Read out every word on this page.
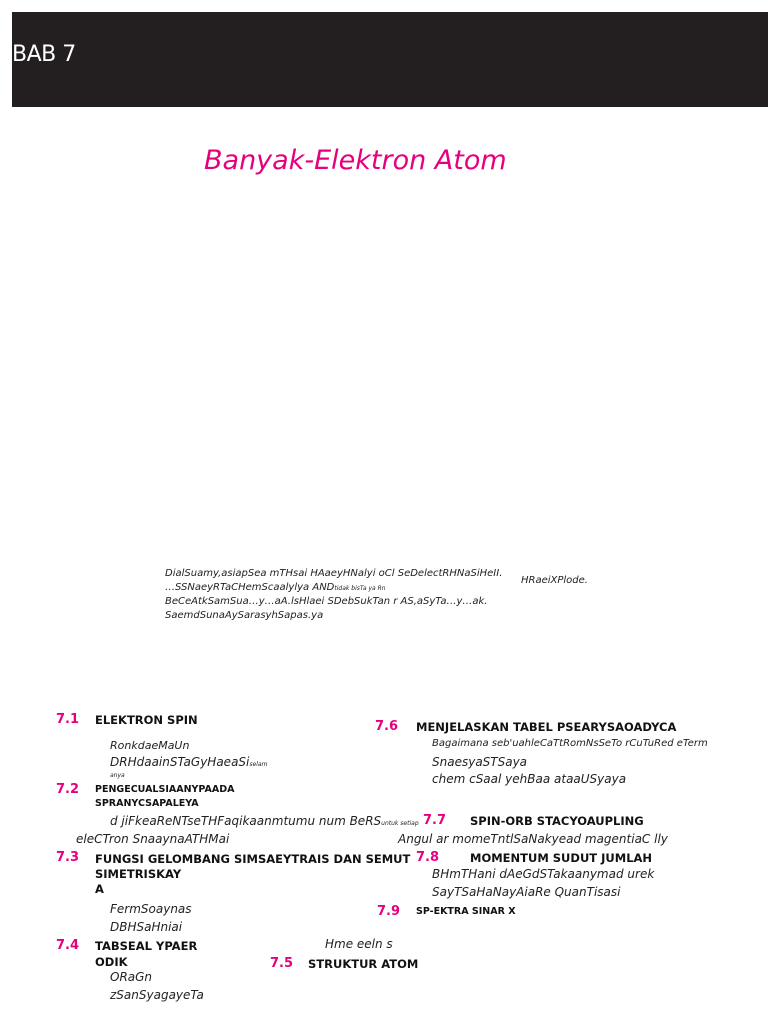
BAB 7
Banyak-Elektron Atom
DialSuamy,asiapSea mTHsai HAaeyHNalyi oCl SeDelectRHNaSiHeII.
HRaeiXPlode.
…SSNaeyRTaCHemScaalylya ANDtidak bisTa ya Rn
BeCeAtkSamSua…y…aA.lsHlaei SDebSukTan r AS,aSyTa…y…ak.
SaemdSunaAySarasyhSapas.ya
7.1 ELEKTRON SPIN
RonkdaeMaUn
DRHdaainSTaGyHaeaSiselam
anya
7.2 PENGECUALSIAANYPAADA
SPRANYCSAPALEYA
d jiFkeaReNTseTHFaqikaanmtumu num BeRSuntuk setiap
eleCTron SnaaynaATHMai
7.3 FUNGSI GELOMBANG SIMSAEYTRAIS DAN SEMUT
SIMETRISKAY
A
FermSoaynas
DBHSaHniai
7.4 TABSEAL YPAER
ODIK
ORaGn
zSanSyagayeTa
Hme eeln s
7.5 STRUKTUR ATOM
7.6 MENJELASKAN TABEL PSEARYSAOADYCA
Bagaimana seb'uahleCaTtRomNsSeTo rCuTuRed eTerm
SnaesyaSTSaya
chem cSaal yehBaa ataaUSyaya
7.7 SPIN-ORB STACYOAUPLING
Angul ar momeTntlSaNakyead magentiaC lly
7.8	MOMENTUM SUDUT JUMLAH
BHmTHani dAeGdSTakaanymad urek
SayTSaHaNayAiaRe QuanTisasi
7.9 SP-EKTRA SINAR X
▬▬▬▬▬▬▬▬▬▬
* **SET TASK**: Pictures are not part of the copy; output everything else in the records exactly.

* **TASK OUTPUT**:
Read out every word on this page.
BAB 7
Banyak-Elektron Atom
DialSuamy,asiapSea mTHsai HAaeyHNalyi oCl SeDelectRHNaSiHeII.
HRaeiXPlode.
…SSNaeyRTaCHemScaalylya ANDtidak bisTa ya Rn
BeCeAtkSamSua…y…aA.lsHlaei SDebSukTan r AS,aSyTa…y…ak.
SaemdSunaAySarasyhSapas.ya
7.1 ELEKTRON SPIN
RonkdaeMaUn
DRHdaainSTaGyHaeaSiselam
anya
7.2 PENGECUALSIAANYPAADA
SPRANYCSAPALEYA
d jiFkeaReNTseTHFaqikaanmtumu num BeRSuntuk setiap
eleCTron SnaaynaATHMai
7.3 FUNGSI GELOMBANG SIMSAEYTRAIS DAN SEMUT
SIMETRISKAY
A
FermSoaynas
DBHSaHniai
7.4 TABSEAL YPAER
ODIK
ORaGn
zSanSyagayeTa
Hme eeln s
7.5 STRUKTUR ATOM
7.6 MENJELASKAN TABEL PSEARYSAOADYCA
Bagaimana seb'uahleCaTtRomNsSeTo rCuTuRed eTerm
SnaesyaSTSaya
chem cSaal yehBaa ataaUSyaya
7.7 SPIN-ORB STACYOAUPLING
Angul ar momeTntlSaNakyead magentiaC lly
7.8	MOMENTUM SUDUT JUMLAH
BHmTHani dAeGdSTakaanymad urek
SayTSaHaNayAiaRe QuanTisasi
7.9 SP-EKTRA SINAR X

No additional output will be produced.